* _GIVEN TASK_
Pictures do not belong in the copy; transcribe everything else in the records exactly.

[Items from a dataset]
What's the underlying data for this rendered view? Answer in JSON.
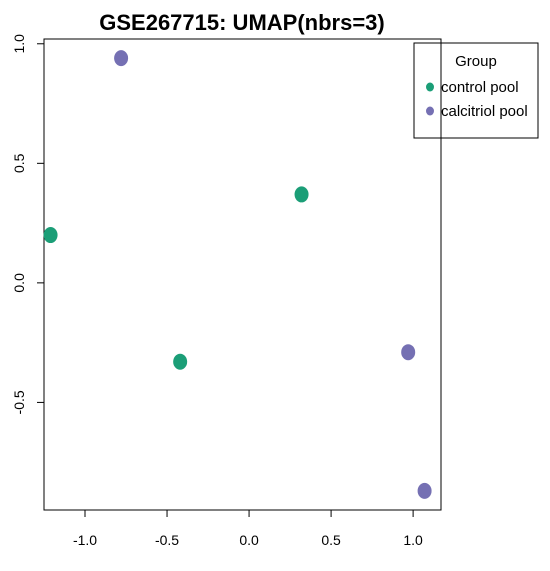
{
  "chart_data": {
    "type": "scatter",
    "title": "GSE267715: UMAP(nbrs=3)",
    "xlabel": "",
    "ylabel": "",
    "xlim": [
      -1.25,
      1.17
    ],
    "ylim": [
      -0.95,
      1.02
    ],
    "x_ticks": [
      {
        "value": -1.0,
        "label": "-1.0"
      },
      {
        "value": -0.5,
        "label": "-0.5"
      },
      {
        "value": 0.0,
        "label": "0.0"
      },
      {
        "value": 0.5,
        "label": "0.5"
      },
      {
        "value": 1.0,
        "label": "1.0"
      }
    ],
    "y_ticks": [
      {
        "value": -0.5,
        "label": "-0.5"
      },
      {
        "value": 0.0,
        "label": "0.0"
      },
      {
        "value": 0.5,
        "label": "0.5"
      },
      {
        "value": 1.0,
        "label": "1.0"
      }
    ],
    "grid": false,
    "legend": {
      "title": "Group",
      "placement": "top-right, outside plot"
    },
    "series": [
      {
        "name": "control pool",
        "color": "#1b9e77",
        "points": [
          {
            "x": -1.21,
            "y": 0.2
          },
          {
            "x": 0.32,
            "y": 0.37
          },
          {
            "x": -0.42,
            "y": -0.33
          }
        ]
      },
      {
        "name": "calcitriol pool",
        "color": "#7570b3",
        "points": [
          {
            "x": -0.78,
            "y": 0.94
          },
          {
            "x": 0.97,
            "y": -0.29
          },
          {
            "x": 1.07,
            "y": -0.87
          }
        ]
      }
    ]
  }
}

* _PROBLEM SOLUTION_
What's the underlying data for this rendered view? Answer in JSON.
{
  "chart_data": {
    "type": "scatter",
    "title": "GSE267715: UMAP(nbrs=3)",
    "xlabel": "",
    "ylabel": "",
    "xlim": [
      -1.25,
      1.17
    ],
    "ylim": [
      -0.95,
      1.02
    ],
    "x_ticks": [
      {
        "value": -1.0,
        "label": "-1.0"
      },
      {
        "value": -0.5,
        "label": "-0.5"
      },
      {
        "value": 0.0,
        "label": "0.0"
      },
      {
        "value": 0.5,
        "label": "0.5"
      },
      {
        "value": 1.0,
        "label": "1.0"
      }
    ],
    "y_ticks": [
      {
        "value": -0.5,
        "label": "-0.5"
      },
      {
        "value": 0.0,
        "label": "0.0"
      },
      {
        "value": 0.5,
        "label": "0.5"
      },
      {
        "value": 1.0,
        "label": "1.0"
      }
    ],
    "grid": false,
    "legend": {
      "title": "Group",
      "placement": "top-right, outside plot"
    },
    "series": [
      {
        "name": "control pool",
        "color": "#1b9e77",
        "points": [
          {
            "x": -1.21,
            "y": 0.2
          },
          {
            "x": 0.32,
            "y": 0.37
          },
          {
            "x": -0.42,
            "y": -0.33
          }
        ]
      },
      {
        "name": "calcitriol pool",
        "color": "#7570b3",
        "points": [
          {
            "x": -0.78,
            "y": 0.94
          },
          {
            "x": 0.97,
            "y": -0.29
          },
          {
            "x": 1.07,
            "y": -0.87
          }
        ]
      }
    ]
  }
}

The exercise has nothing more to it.